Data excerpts
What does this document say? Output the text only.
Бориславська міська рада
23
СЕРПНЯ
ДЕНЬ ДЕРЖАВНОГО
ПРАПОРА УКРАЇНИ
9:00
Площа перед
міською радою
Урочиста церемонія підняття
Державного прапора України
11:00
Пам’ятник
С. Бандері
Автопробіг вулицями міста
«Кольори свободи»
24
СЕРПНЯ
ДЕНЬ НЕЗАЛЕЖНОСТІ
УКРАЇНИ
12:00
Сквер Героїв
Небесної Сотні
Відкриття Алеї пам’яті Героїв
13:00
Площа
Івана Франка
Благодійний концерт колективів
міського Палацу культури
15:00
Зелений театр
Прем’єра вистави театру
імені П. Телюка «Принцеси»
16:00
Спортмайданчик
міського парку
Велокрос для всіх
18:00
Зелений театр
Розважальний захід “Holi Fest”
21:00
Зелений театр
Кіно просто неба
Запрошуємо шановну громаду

● **Aim of the exercise**: Look through the entries above and report each line where the string "міського" occurs.

● **Solution for this problem**:
міського Палацу культури
міського парку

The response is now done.